[BEGIN]
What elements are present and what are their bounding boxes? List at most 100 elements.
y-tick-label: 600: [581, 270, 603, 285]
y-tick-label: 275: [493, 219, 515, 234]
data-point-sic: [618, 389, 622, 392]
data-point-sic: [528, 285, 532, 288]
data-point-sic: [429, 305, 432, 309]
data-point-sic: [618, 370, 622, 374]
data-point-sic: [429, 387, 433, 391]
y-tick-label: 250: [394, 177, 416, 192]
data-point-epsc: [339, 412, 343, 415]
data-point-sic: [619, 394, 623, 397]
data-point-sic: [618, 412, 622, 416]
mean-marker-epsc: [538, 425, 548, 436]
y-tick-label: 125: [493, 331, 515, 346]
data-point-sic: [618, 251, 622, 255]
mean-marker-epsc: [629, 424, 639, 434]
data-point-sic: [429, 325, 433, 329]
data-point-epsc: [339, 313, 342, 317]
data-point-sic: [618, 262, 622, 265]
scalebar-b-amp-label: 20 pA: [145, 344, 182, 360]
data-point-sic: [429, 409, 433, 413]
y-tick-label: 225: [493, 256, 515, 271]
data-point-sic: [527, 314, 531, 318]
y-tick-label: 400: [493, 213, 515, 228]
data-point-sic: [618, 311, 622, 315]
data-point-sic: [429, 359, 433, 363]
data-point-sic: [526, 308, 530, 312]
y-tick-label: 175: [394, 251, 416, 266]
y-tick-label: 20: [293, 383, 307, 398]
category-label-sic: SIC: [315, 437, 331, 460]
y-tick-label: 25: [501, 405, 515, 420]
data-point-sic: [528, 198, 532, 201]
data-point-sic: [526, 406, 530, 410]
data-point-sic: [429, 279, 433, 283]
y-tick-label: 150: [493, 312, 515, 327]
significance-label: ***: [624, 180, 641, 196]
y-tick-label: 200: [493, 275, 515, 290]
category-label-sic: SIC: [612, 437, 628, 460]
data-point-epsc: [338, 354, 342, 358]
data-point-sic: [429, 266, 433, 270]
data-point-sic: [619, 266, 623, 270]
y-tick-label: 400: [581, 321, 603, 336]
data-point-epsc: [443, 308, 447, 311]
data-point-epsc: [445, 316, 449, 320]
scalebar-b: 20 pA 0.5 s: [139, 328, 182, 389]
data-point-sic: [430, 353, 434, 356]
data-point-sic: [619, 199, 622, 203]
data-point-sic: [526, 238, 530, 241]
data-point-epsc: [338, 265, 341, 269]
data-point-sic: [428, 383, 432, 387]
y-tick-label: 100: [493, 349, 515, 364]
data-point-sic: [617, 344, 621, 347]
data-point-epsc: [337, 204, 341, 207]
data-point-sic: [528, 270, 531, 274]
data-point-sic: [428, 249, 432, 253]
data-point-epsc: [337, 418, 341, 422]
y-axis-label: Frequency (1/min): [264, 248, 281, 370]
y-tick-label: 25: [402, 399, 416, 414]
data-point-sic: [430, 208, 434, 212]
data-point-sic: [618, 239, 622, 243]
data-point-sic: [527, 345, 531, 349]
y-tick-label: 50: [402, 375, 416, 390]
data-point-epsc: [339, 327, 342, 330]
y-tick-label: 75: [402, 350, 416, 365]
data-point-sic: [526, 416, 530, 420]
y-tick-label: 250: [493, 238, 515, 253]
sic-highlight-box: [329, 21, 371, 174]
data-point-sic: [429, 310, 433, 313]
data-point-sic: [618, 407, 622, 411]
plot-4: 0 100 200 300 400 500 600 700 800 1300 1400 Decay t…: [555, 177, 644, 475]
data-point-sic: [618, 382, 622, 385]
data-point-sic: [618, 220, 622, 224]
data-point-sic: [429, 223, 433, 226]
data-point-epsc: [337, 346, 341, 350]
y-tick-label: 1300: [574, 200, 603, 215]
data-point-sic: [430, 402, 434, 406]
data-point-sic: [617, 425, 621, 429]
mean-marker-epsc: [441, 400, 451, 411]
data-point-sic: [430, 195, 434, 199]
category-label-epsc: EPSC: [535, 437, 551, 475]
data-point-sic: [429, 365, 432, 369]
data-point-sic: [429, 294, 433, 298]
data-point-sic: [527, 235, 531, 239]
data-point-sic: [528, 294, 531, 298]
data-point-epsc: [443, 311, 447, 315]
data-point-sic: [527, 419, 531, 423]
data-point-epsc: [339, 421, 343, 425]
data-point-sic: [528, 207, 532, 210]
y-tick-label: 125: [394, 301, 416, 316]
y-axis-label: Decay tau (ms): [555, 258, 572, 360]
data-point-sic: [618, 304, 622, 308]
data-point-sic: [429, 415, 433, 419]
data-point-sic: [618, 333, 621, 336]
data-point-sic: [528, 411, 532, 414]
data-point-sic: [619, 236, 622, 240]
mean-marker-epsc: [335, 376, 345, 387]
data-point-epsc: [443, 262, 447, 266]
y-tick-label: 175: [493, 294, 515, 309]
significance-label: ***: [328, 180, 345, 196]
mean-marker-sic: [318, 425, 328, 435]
[END]
(Exercise objective)
Print all of the entries above again, reproducing every line word for word and keeping the original order.

(Result of the task)
What elements are present and what are their bounding boxes? List at most 100 elements.
y-tick-label: 600: [581, 270, 603, 285]
y-tick-label: 275: [493, 219, 515, 234]
data-point-sic: [618, 389, 622, 392]
data-point-sic: [528, 285, 532, 288]
data-point-sic: [429, 305, 432, 309]
data-point-sic: [618, 370, 622, 374]
data-point-sic: [429, 387, 433, 391]
y-tick-label: 250: [394, 177, 416, 192]
data-point-epsc: [339, 412, 343, 415]
data-point-sic: [619, 394, 623, 397]
data-point-sic: [618, 412, 622, 416]
mean-marker-epsc: [538, 425, 548, 436]
y-tick-label: 125: [493, 331, 515, 346]
data-point-sic: [618, 251, 622, 255]
mean-marker-epsc: [629, 424, 639, 434]
data-point-sic: [429, 325, 433, 329]
data-point-epsc: [339, 313, 342, 317]
data-point-sic: [618, 262, 622, 265]
scalebar-b-amp-label: 20 pA: [145, 344, 182, 360]
data-point-sic: [429, 409, 433, 413]
y-tick-label: 225: [493, 256, 515, 271]
data-point-sic: [527, 314, 531, 318]
y-tick-label: 400: [493, 213, 515, 228]
data-point-sic: [618, 311, 622, 315]
data-point-sic: [429, 359, 433, 363]
data-point-sic: [526, 308, 530, 312]
y-tick-label: 175: [394, 251, 416, 266]
y-tick-label: 20: [293, 383, 307, 398]
category-label-sic: SIC: [315, 437, 331, 460]
y-tick-label: 25: [501, 405, 515, 420]
data-point-sic: [528, 198, 532, 201]
data-point-sic: [526, 406, 530, 410]
data-point-sic: [429, 279, 433, 283]
y-tick-label: 150: [493, 312, 515, 327]
significance-label: ***: [624, 180, 641, 196]
y-tick-label: 200: [493, 275, 515, 290]
category-label-sic: SIC: [612, 437, 628, 460]
data-point-epsc: [338, 354, 342, 358]
data-point-sic: [429, 266, 433, 270]
data-point-sic: [619, 266, 623, 270]
y-tick-label: 400: [581, 321, 603, 336]
data-point-epsc: [443, 308, 447, 311]
data-point-epsc: [445, 316, 449, 320]
scalebar-b: 20 pA 0.5 s: [139, 328, 182, 389]
data-point-sic: [430, 353, 434, 356]
data-point-sic: [619, 199, 622, 203]
data-point-sic: [526, 238, 530, 241]
data-point-epsc: [338, 265, 341, 269]
data-point-sic: [428, 383, 432, 387]
y-tick-label: 100: [493, 349, 515, 364]
data-point-sic: [617, 344, 621, 347]
data-point-epsc: [337, 204, 341, 207]
data-point-sic: [528, 270, 531, 274]
data-point-sic: [428, 249, 432, 253]
data-point-epsc: [337, 418, 341, 422]
y-axis-label: Frequency (1/min): [264, 248, 281, 370]
y-tick-label: 25: [402, 399, 416, 414]
data-point-sic: [430, 208, 434, 212]
data-point-sic: [618, 239, 622, 243]
data-point-sic: [527, 345, 531, 349]
y-tick-label: 50: [402, 375, 416, 390]
data-point-epsc: [339, 327, 342, 330]
y-tick-label: 75: [402, 350, 416, 365]
data-point-sic: [526, 416, 530, 420]
y-tick-label: 250: [493, 238, 515, 253]
sic-highlight-box: [329, 21, 371, 174]
data-point-sic: [429, 310, 433, 313]
data-point-sic: [618, 407, 622, 411]
plot-4: 0 100 200 300 400 500 600 700 800 1300 1400 Decay t…: [555, 177, 644, 475]
data-point-sic: [618, 382, 622, 385]
data-point-sic: [618, 220, 622, 224]
data-point-sic: [429, 223, 433, 226]
data-point-epsc: [337, 346, 341, 350]
y-tick-label: 1300: [574, 200, 603, 215]
data-point-sic: [430, 402, 434, 406]
data-point-sic: [617, 425, 621, 429]
mean-marker-epsc: [441, 400, 451, 411]
data-point-sic: [430, 195, 434, 199]
category-label-epsc: EPSC: [535, 437, 551, 475]
data-point-sic: [429, 365, 432, 369]
data-point-sic: [429, 294, 433, 298]
data-point-sic: [527, 235, 531, 239]
data-point-sic: [528, 294, 531, 298]
data-point-epsc: [443, 311, 447, 315]
data-point-sic: [527, 419, 531, 423]
data-point-epsc: [339, 421, 343, 425]
data-point-sic: [528, 207, 532, 210]
y-tick-label: 125: [394, 301, 416, 316]
y-axis-label: Decay tau (ms): [555, 258, 572, 360]
data-point-sic: [618, 304, 622, 308]
data-point-sic: [429, 415, 433, 419]
data-point-sic: [618, 333, 621, 336]
data-point-sic: [528, 411, 532, 414]
data-point-sic: [619, 236, 622, 240]
mean-marker-epsc: [335, 376, 345, 387]
data-point-epsc: [443, 262, 447, 266]
y-tick-label: 175: [493, 294, 515, 309]
significance-label: ***: [328, 180, 345, 196]
mean-marker-sic: [318, 425, 328, 435]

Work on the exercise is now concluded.